• _MATERIAL FOR THE TASK_
## start

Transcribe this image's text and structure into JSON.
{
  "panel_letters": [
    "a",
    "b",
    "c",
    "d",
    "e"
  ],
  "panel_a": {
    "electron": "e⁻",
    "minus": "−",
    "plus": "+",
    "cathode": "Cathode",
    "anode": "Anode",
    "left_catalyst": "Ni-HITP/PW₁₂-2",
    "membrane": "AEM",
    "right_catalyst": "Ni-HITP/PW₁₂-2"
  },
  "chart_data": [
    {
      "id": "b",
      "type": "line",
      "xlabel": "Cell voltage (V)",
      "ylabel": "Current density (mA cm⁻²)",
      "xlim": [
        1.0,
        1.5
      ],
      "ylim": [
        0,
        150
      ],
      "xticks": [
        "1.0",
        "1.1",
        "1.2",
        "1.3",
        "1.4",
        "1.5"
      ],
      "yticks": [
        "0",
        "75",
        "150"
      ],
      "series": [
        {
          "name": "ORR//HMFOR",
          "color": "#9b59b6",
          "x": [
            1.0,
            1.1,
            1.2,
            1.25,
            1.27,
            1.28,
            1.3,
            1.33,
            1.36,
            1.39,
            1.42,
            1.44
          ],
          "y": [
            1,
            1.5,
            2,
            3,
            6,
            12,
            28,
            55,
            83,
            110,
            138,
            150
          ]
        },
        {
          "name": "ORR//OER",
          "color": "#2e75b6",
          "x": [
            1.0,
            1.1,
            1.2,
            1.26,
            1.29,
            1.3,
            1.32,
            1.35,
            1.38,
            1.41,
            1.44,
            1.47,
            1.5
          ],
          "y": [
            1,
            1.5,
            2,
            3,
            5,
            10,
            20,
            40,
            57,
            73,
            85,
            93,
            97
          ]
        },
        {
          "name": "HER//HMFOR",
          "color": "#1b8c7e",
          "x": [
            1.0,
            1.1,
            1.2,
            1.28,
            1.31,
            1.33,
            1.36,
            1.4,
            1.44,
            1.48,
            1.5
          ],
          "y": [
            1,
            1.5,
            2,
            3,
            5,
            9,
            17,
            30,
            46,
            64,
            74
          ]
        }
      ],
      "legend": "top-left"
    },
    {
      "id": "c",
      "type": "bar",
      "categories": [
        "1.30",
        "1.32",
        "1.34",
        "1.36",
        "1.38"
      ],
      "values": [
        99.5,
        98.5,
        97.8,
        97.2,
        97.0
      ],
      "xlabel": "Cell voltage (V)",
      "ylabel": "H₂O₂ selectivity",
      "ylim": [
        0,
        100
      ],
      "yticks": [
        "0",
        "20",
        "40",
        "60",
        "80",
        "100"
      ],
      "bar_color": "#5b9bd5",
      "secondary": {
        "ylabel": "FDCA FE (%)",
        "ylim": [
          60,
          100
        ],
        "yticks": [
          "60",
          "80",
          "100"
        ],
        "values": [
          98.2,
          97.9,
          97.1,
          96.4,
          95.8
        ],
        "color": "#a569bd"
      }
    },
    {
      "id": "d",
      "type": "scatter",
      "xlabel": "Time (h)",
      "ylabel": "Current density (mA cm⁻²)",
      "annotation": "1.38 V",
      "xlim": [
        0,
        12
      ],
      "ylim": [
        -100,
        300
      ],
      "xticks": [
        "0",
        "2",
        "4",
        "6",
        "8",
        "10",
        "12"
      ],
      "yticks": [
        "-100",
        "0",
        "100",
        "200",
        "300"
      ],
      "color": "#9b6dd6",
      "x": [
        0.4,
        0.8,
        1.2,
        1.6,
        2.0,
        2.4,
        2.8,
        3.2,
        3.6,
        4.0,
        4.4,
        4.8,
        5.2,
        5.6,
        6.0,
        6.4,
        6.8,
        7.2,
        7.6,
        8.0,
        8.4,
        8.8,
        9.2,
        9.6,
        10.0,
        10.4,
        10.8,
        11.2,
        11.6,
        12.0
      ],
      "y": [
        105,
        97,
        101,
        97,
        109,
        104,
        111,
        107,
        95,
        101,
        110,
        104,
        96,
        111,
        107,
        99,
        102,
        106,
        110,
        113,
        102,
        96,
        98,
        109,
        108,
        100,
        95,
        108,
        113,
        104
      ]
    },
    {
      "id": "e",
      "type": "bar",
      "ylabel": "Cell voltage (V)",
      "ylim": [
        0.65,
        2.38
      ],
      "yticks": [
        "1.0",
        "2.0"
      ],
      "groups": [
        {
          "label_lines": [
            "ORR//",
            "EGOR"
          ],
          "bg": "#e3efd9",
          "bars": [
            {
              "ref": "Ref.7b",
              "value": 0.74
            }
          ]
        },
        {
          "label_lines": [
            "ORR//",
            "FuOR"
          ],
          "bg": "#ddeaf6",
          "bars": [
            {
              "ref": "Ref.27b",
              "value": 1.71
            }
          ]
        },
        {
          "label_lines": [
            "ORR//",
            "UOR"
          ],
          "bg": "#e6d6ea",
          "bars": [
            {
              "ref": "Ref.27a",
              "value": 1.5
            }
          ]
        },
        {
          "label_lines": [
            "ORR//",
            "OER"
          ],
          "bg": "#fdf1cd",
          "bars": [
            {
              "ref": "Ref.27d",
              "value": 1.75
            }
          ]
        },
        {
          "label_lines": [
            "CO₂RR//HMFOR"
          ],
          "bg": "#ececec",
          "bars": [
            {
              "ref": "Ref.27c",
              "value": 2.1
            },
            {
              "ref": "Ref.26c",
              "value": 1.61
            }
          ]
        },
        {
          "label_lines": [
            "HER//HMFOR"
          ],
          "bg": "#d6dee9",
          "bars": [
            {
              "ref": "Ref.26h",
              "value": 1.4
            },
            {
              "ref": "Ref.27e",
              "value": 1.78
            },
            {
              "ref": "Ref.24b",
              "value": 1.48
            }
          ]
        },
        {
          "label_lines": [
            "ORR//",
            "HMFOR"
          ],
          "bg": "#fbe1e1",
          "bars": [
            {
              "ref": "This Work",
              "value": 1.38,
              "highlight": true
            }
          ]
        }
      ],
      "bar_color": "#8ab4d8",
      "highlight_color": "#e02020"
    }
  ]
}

## end

• _TASK GOAL_
Retype all of the material above with every character intact.

• _SOLUTION_
Transcribe this image's text and structure into JSON.
{
  "panel_letters": [
    "a",
    "b",
    "c",
    "d",
    "e"
  ],
  "panel_a": {
    "electron": "e⁻",
    "minus": "−",
    "plus": "+",
    "cathode": "Cathode",
    "anode": "Anode",
    "left_catalyst": "Ni-HITP/PW₁₂-2",
    "membrane": "AEM",
    "right_catalyst": "Ni-HITP/PW₁₂-2"
  },
  "chart_data": [
    {
      "id": "b",
      "type": "line",
      "xlabel": "Cell voltage (V)",
      "ylabel": "Current density (mA cm⁻²)",
      "xlim": [
        1.0,
        1.5
      ],
      "ylim": [
        0,
        150
      ],
      "xticks": [
        "1.0",
        "1.1",
        "1.2",
        "1.3",
        "1.4",
        "1.5"
      ],
      "yticks": [
        "0",
        "75",
        "150"
      ],
      "series": [
        {
          "name": "ORR//HMFOR",
          "color": "#9b59b6",
          "x": [
            1.0,
            1.1,
            1.2,
            1.25,
            1.27,
            1.28,
            1.3,
            1.33,
            1.36,
            1.39,
            1.42,
            1.44
          ],
          "y": [
            1,
            1.5,
            2,
            3,
            6,
            12,
            28,
            55,
            83,
            110,
            138,
            150
          ]
        },
        {
          "name": "ORR//OER",
          "color": "#2e75b6",
          "x": [
            1.0,
            1.1,
            1.2,
            1.26,
            1.29,
            1.3,
            1.32,
            1.35,
            1.38,
            1.41,
            1.44,
            1.47,
            1.5
          ],
          "y": [
            1,
            1.5,
            2,
            3,
            5,
            10,
            20,
            40,
            57,
            73,
            85,
            93,
            97
          ]
        },
        {
          "name": "HER//HMFOR",
          "color": "#1b8c7e",
          "x": [
            1.0,
            1.1,
            1.2,
            1.28,
            1.31,
            1.33,
            1.36,
            1.4,
            1.44,
            1.48,
            1.5
          ],
          "y": [
            1,
            1.5,
            2,
            3,
            5,
            9,
            17,
            30,
            46,
            64,
            74
          ]
        }
      ],
      "legend": "top-left"
    },
    {
      "id": "c",
      "type": "bar",
      "categories": [
        "1.30",
        "1.32",
        "1.34",
        "1.36",
        "1.38"
      ],
      "values": [
        99.5,
        98.5,
        97.8,
        97.2,
        97.0
      ],
      "xlabel": "Cell voltage (V)",
      "ylabel": "H₂O₂ selectivity",
      "ylim": [
        0,
        100
      ],
      "yticks": [
        "0",
        "20",
        "40",
        "60",
        "80",
        "100"
      ],
      "bar_color": "#5b9bd5",
      "secondary": {
        "ylabel": "FDCA FE (%)",
        "ylim": [
          60,
          100
        ],
        "yticks": [
          "60",
          "80",
          "100"
        ],
        "values": [
          98.2,
          97.9,
          97.1,
          96.4,
          95.8
        ],
        "color": "#a569bd"
      }
    },
    {
      "id": "d",
      "type": "scatter",
      "xlabel": "Time (h)",
      "ylabel": "Current density (mA cm⁻²)",
      "annotation": "1.38 V",
      "xlim": [
        0,
        12
      ],
      "ylim": [
        -100,
        300
      ],
      "xticks": [
        "0",
        "2",
        "4",
        "6",
        "8",
        "10",
        "12"
      ],
      "yticks": [
        "-100",
        "0",
        "100",
        "200",
        "300"
      ],
      "color": "#9b6dd6",
      "x": [
        0.4,
        0.8,
        1.2,
        1.6,
        2.0,
        2.4,
        2.8,
        3.2,
        3.6,
        4.0,
        4.4,
        4.8,
        5.2,
        5.6,
        6.0,
        6.4,
        6.8,
        7.2,
        7.6,
        8.0,
        8.4,
        8.8,
        9.2,
        9.6,
        10.0,
        10.4,
        10.8,
        11.2,
        11.6,
        12.0
      ],
      "y": [
        105,
        97,
        101,
        97,
        109,
        104,
        111,
        107,
        95,
        101,
        110,
        104,
        96,
        111,
        107,
        99,
        102,
        106,
        110,
        113,
        102,
        96,
        98,
        109,
        108,
        100,
        95,
        108,
        113,
        104
      ]
    },
    {
      "id": "e",
      "type": "bar",
      "ylabel": "Cell voltage (V)",
      "ylim": [
        0.65,
        2.38
      ],
      "yticks": [
        "1.0",
        "2.0"
      ],
      "groups": [
        {
          "label_lines": [
            "ORR//",
            "EGOR"
          ],
          "bg": "#e3efd9",
          "bars": [
            {
              "ref": "Ref.7b",
              "value": 0.74
            }
          ]
        },
        {
          "label_lines": [
            "ORR//",
            "FuOR"
          ],
          "bg": "#ddeaf6",
          "bars": [
            {
              "ref": "Ref.27b",
              "value": 1.71
            }
          ]
        },
        {
          "label_lines": [
            "ORR//",
            "UOR"
          ],
          "bg": "#e6d6ea",
          "bars": [
            {
              "ref": "Ref.27a",
              "value": 1.5
            }
          ]
        },
        {
          "label_lines": [
            "ORR//",
            "OER"
          ],
          "bg": "#fdf1cd",
          "bars": [
            {
              "ref": "Ref.27d",
              "value": 1.75
            }
          ]
        },
        {
          "label_lines": [
            "CO₂RR//HMFOR"
          ],
          "bg": "#ececec",
          "bars": [
            {
              "ref": "Ref.27c",
              "value": 2.1
            },
            {
              "ref": "Ref.26c",
              "value": 1.61
            }
          ]
        },
        {
          "label_lines": [
            "HER//HMFOR"
          ],
          "bg": "#d6dee9",
          "bars": [
            {
              "ref": "Ref.26h",
              "value": 1.4
            },
            {
              "ref": "Ref.27e",
              "value": 1.78
            },
            {
              "ref": "Ref.24b",
              "value": 1.48
            }
          ]
        },
        {
          "label_lines": [
            "ORR//",
            "HMFOR"
          ],
          "bg": "#fbe1e1",
          "bars": [
            {
              "ref": "This Work",
              "value": 1.38,
              "highlight": true
            }
          ]
        }
      ],
      "bar_color": "#8ab4d8",
      "highlight_color": "#e02020"
    }
  ]
}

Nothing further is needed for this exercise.